■ **DATA LISTING**:
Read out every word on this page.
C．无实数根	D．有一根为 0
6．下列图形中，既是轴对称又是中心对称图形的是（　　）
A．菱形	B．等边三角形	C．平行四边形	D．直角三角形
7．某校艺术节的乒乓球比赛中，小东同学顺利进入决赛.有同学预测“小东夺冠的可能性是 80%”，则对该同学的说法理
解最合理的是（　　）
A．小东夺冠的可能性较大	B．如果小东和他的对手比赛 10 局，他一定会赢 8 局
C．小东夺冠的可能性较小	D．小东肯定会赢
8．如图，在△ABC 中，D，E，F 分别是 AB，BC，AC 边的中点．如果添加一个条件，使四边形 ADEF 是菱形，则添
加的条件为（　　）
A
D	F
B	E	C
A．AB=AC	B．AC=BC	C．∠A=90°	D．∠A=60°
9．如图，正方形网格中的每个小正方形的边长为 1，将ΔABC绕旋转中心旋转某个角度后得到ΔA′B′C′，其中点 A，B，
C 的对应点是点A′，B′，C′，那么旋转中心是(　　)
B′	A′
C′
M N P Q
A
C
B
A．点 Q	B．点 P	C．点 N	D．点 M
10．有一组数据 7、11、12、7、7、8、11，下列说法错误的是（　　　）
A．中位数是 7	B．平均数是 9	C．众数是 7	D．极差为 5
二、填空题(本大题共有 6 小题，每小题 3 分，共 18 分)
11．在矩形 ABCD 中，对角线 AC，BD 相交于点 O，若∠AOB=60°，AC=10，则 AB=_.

==

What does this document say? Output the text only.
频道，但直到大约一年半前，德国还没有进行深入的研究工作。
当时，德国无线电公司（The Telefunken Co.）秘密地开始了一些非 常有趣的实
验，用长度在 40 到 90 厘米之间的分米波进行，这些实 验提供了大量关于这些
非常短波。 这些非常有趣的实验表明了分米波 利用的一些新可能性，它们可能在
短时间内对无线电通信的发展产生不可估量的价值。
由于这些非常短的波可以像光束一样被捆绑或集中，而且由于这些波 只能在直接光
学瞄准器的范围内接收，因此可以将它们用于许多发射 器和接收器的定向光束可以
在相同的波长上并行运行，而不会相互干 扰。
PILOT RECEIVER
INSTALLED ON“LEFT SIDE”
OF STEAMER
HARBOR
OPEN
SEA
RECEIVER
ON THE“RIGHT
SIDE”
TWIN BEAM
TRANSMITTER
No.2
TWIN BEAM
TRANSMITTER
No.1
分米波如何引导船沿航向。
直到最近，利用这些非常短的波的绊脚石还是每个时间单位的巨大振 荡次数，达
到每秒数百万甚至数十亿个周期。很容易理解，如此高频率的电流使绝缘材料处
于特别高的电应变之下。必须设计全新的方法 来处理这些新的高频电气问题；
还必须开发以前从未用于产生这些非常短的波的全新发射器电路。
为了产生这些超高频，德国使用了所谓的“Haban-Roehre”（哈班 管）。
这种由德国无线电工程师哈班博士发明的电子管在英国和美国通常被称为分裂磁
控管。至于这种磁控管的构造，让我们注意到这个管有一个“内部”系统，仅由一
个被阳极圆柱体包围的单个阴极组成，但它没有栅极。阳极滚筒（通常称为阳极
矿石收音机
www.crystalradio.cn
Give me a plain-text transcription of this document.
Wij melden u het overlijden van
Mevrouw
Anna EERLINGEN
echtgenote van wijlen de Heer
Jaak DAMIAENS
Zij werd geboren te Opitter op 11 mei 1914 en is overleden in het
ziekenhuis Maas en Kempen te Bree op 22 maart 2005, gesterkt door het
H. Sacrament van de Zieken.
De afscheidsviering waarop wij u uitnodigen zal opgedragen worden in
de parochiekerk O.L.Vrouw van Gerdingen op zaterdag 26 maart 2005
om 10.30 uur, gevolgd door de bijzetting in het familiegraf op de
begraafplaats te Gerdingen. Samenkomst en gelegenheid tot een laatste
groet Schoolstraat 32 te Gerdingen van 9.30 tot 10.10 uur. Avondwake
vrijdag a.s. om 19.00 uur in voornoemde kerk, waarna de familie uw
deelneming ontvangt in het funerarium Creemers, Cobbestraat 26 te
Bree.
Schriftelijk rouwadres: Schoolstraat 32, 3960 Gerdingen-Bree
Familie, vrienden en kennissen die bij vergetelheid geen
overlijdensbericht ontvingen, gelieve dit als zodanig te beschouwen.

■ **SHORT EXERCISE**:
Gather each line in the data that holds the string "text".

■ **RESULT OF THE EXERCISE**:
What does this document say? Output the text only.
Give me a plain-text transcription of this document.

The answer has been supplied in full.